▶ SOURCE DOCUMENT
········
Community legislation

4
Point 1 of Article 2 of the Sixth Directive provides that the supply of goods or services effected for consideration within the territory of the country by a taxable person acting as such are to be subject to VAT.

5
Under Article 4(1) and (2) of the Sixth Directive:

‘1.    “Taxable person” shall mean any person who independently carries out in any place any economic activity specified in paragraph 2, whatever the purpose or results of that activity.

2.       The economic activities referred to in paragraph 1 shall comprise all activities of producers, traders and persons supplying services including mining and agricultural activities and activities of the professions. The exploitation of tangible or intangible property for the purpose of obtaining income therefrom on a continuing basis shall also be considered an economic activity.’

6
As regards the supply of goods, Article 5(8) of the Sixth Directive provides:

‘In the event of a transfer, whether for consideration or not or as a contribution to a company, of a totality of assets or part thereof, Member States may consider that no supply of goods has taken place and in that event the recipient shall be treated as the successor to the transferor. Where appropriate, Member States may take the necessary measures to prevent distortion of competition in cases where the recipient is not wholly liable to tax.’

7
Article 6(5) of the Sixth Directive states that ‘Article 5(8) shall apply in a like manner to the supply of services’.
········
▶ RECORDED INFORMATION
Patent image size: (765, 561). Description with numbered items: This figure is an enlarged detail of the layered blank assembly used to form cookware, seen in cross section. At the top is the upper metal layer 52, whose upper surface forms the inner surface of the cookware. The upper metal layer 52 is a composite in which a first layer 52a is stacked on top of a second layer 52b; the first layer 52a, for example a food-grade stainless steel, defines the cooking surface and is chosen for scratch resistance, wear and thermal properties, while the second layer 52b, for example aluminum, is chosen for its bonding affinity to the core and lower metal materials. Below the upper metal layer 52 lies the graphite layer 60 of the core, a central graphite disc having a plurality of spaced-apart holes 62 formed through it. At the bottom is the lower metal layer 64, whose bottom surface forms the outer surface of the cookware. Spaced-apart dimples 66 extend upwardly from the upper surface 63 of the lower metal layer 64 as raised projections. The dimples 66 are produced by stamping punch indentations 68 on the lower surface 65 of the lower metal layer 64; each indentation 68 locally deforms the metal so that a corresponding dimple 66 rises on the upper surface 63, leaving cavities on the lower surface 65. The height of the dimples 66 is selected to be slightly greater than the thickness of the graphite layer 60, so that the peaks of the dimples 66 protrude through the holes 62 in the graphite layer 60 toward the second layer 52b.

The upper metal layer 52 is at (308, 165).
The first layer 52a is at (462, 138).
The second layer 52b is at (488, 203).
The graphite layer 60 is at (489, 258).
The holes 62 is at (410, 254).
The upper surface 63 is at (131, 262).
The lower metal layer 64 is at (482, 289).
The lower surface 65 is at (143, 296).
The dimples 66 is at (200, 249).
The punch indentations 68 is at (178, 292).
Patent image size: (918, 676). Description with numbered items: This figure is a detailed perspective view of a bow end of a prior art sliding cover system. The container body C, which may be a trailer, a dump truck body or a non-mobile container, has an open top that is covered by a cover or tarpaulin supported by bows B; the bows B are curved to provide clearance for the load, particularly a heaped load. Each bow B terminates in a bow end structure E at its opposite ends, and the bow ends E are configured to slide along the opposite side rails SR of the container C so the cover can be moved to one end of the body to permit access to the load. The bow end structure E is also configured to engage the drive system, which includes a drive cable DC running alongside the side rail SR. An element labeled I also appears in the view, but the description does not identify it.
········
▶ SET TASKS
- a) In the VAT legislation excerpt, replace "VAT" with "value added tax" and give the passage from "Community legislation" to "subject to VAT.".
- b) Answer these questions from the VAT legislation excerpt:
(i) Under Article 4(1), who counts as a "taxable person"?
(ii) Under Article 5(8), how is the recipient treated when a Member State considers that no supply of goods has taken place?
(iii) Which article says that Article 5(8) applies in a like manner to the supply of services?
- c) Write the next part of the VAT legislation excerpt, starting after its final sentence.
The items have no connection to the VAT legislation excerpt.

▶ ANSWERS
- a)
Community legislation

4
Point 1 of Article 2 of the Sixth Directive provides that the supply of goods or services effected for consideration within the territory of the country by a taxable person acting as such are to be subject to value added tax.

- b)
(i) Any person who independently carries out in any place any economic activity specified in paragraph 2, whatever the purpose or results of that activity.
(ii) The recipient is treated as the successor to the transferor.
(iii) Article 6(5) of the Sixth Directive.

- c)
8
With respect to the right to deduct, Article 17(1) and (2) of the Sixth Directive provides:

‘1.     The right to deduct shall arise at the time when the deductible tax becomes chargeable.

2.       In so far as the goods and services are used for the purposes of his taxable transactions, the taxable person shall be entitled to deduct from the tax which he is liable to pay:

(a)
value added tax due or paid within the territory of the country in respect of goods or services supplied or to be supplied to him by another taxable person;

…’.

National legislation

9
The relevant provisions of the Sixth Directive have been transposed into German law by the Umsatzsteuergesetz 1993 (1993 Law on turnover tax, BGBl. 1993 I, p. 565, ‘the UStG 1993’). In the version applicable to 1996, the financial year in question, Paragraph 1(1) of the UStG 1993 stated, as a general rule, that supplies effected for consideration by a trader in Germany in the course of his business are subject to turnover tax.

10
However, since the Federal Republic of Germany has exercised the option granted to the Member States in Articles 5(8) and 6(5) of the Sixth Directive, Paragraph 1(1a) of the UStG 1993 states:

‘(1a) Transactions in the context of the transfer of a business to another trader for the purposes of his undertaking are not subject to [VAT]. A transfer of a business takes place where an undertaking or separately managed business unit forming part of an undertaking is in its entirety transferred, whether for consideration or not, or brought in as a contribution to a company. The recipient trader takes the place of the transferor.’


The main proceedings and the question referred for a preliminary ruling

11
Faxworld GbR is a civil-law partnership founded on 1 October 1996 with the sole object of setting up the company Faxworld Telefonmarketing Aktiengesellschaft (‘Faxworld AG’).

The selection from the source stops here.